> **SET EXERCISE**
From the listing below, extract each line containing the string "кадастровый".
----- MATERIAL -----
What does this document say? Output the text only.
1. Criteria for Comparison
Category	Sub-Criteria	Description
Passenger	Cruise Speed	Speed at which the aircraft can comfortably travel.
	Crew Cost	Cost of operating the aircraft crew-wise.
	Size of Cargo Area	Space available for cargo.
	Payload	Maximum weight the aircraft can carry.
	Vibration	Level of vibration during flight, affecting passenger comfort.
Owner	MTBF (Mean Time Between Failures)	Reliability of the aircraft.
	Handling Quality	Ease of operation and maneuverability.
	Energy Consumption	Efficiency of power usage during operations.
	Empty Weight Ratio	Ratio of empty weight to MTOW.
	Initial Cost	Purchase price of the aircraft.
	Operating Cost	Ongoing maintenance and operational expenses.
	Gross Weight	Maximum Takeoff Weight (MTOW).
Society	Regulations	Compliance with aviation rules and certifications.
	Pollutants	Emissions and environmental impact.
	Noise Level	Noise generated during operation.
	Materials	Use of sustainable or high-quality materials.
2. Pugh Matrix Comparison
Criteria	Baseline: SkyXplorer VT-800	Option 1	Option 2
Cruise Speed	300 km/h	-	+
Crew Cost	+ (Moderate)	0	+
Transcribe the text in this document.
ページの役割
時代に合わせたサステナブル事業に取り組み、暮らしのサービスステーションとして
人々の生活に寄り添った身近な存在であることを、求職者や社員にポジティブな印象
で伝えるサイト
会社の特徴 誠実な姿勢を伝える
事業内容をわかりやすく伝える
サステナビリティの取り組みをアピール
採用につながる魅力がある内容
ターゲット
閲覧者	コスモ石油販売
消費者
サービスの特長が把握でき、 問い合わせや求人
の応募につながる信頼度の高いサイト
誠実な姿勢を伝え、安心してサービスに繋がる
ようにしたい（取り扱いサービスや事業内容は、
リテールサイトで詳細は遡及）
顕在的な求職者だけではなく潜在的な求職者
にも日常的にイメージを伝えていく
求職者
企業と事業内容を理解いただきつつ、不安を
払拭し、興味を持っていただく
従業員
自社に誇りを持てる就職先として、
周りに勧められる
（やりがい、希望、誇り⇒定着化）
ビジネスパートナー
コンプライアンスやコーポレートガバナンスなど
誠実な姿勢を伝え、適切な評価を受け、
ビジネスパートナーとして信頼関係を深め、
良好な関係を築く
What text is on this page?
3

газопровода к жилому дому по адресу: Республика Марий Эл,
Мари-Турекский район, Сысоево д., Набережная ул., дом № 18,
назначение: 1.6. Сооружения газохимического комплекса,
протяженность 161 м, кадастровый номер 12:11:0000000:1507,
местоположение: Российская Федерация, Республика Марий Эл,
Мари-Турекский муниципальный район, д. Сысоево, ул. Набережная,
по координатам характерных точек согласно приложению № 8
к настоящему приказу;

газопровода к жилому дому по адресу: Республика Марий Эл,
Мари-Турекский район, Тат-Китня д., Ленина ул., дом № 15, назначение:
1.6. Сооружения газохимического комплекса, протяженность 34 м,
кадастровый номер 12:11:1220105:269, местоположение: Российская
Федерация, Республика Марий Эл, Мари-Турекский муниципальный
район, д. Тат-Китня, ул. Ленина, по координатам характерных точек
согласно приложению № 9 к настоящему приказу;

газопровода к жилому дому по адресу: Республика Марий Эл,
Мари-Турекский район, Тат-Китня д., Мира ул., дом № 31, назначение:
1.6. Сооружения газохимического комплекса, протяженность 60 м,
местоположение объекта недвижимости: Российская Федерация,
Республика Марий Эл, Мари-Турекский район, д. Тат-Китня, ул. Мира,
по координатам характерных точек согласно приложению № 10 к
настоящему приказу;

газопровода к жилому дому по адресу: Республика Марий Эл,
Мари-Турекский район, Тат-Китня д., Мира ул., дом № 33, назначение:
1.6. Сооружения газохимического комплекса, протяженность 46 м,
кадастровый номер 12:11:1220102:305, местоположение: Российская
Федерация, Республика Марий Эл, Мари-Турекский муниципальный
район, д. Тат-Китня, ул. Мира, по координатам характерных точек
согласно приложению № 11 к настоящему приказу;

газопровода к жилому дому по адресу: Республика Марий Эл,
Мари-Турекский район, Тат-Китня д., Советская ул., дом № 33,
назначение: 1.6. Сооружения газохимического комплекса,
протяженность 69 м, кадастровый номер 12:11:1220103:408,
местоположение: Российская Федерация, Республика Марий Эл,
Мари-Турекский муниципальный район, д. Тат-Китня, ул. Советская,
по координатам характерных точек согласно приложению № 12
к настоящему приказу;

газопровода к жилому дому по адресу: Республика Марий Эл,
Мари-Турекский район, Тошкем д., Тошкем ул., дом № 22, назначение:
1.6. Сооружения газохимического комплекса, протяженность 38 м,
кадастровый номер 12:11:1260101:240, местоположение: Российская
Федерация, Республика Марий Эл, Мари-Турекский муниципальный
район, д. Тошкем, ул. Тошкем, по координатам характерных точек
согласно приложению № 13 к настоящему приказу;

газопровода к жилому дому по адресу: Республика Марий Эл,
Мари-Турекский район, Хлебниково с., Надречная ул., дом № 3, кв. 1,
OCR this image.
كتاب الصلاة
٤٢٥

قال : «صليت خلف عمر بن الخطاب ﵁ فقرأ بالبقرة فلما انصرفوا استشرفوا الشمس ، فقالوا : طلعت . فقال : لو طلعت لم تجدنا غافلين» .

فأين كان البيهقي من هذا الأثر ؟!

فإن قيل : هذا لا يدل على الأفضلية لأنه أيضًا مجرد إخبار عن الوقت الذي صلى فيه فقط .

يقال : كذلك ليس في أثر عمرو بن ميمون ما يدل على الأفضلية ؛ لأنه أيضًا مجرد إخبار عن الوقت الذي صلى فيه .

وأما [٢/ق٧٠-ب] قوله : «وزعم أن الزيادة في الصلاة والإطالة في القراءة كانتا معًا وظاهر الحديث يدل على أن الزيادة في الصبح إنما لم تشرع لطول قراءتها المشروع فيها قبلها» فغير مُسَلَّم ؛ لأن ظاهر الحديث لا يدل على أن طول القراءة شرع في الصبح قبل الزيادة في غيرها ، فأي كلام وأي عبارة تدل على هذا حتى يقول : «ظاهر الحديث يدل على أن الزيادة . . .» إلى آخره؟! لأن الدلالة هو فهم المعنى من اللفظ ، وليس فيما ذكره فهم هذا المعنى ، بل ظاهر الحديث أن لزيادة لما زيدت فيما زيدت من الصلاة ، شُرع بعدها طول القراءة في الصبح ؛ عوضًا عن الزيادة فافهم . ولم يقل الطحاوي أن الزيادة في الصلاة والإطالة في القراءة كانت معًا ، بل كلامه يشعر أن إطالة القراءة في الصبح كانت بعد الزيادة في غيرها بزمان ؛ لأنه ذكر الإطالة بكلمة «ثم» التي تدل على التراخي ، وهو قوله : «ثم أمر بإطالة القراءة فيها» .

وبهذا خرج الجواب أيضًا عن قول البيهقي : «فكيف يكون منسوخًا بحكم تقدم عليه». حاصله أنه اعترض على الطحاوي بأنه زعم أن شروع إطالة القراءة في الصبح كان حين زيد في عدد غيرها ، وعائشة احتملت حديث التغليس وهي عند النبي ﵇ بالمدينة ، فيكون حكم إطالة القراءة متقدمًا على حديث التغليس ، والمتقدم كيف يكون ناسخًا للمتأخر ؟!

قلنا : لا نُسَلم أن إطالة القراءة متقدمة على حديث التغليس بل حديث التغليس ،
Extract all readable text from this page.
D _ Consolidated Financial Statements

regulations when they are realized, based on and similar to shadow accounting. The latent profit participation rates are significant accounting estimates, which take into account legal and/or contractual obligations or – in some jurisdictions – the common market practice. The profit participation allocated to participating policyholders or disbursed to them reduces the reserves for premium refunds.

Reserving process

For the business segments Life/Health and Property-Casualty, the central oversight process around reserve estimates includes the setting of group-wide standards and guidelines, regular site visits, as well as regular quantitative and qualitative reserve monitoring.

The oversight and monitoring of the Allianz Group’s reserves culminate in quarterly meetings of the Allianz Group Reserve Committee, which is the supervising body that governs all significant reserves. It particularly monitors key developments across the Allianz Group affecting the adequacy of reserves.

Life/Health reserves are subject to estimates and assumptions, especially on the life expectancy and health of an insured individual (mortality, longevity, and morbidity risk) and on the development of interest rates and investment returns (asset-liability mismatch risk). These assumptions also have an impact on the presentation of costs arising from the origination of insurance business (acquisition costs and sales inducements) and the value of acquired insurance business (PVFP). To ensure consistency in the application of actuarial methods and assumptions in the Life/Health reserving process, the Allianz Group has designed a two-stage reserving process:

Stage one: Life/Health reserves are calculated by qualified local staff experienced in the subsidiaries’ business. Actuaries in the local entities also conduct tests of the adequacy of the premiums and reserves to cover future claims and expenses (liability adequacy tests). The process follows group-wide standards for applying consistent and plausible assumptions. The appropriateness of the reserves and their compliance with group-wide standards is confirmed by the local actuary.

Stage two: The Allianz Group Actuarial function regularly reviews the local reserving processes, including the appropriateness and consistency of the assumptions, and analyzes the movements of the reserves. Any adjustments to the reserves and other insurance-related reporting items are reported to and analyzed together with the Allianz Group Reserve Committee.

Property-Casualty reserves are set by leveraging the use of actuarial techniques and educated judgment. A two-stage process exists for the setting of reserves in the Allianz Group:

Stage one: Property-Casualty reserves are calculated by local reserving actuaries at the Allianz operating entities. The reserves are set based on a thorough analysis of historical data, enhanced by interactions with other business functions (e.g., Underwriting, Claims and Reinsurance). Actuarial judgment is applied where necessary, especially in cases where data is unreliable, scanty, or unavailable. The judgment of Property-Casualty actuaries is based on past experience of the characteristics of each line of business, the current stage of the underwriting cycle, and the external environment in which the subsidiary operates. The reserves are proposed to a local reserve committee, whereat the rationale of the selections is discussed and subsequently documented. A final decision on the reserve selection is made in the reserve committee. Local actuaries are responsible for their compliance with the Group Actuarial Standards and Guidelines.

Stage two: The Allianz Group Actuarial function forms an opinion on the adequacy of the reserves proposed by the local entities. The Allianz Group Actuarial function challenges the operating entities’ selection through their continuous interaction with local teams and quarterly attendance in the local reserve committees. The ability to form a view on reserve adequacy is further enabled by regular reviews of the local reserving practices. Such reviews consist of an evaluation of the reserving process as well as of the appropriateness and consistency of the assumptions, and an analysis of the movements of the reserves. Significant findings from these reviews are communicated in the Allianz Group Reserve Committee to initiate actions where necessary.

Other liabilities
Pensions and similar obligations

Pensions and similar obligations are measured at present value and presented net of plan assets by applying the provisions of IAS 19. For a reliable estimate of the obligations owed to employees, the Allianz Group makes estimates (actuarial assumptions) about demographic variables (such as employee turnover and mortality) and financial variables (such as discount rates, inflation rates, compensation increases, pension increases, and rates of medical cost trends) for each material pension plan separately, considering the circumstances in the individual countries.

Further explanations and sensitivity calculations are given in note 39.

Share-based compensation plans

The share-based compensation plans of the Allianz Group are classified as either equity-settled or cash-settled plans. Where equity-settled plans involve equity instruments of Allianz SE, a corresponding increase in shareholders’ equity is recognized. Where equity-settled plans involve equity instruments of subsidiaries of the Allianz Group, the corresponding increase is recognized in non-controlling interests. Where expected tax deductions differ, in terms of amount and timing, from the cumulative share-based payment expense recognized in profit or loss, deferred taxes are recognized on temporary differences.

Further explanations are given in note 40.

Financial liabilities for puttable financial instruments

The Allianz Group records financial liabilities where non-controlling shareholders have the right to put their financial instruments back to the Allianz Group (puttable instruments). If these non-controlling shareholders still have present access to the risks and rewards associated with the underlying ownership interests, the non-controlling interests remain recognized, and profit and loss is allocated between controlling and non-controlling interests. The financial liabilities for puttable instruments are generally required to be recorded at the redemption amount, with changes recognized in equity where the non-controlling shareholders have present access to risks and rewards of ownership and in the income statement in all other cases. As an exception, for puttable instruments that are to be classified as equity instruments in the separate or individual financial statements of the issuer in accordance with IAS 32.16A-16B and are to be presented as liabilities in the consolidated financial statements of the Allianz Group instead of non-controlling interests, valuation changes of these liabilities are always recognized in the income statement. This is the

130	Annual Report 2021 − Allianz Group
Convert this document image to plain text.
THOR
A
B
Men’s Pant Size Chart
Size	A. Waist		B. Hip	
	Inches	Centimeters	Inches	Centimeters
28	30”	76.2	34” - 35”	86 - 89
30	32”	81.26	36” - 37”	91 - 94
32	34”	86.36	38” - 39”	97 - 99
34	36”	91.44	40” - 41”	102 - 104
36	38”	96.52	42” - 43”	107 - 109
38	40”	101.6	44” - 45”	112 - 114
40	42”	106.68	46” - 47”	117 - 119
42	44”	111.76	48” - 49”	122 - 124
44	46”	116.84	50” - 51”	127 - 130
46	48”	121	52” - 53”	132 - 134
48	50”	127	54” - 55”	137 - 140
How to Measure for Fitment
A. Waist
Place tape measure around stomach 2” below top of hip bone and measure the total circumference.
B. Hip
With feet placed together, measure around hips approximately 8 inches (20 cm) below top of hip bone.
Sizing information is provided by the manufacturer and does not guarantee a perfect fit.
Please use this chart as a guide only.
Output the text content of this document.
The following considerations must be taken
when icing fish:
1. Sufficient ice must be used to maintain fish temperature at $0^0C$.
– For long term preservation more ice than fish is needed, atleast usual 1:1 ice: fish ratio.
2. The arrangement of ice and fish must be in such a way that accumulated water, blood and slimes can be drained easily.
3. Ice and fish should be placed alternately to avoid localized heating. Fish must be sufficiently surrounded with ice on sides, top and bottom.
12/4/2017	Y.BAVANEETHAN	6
-----
> **REPLY**
протяженность 161 м, кадастровый номер 12:11:0000000:1507,
кадастровый номер 12:11:1220105:269, местоположение: Российская
кадастровый номер 12:11:1220102:305, местоположение: Российская
протяженность 69 м, кадастровый номер 12:11:1220103:408,
кадастровый номер 12:11:1260101:240, местоположение: Российская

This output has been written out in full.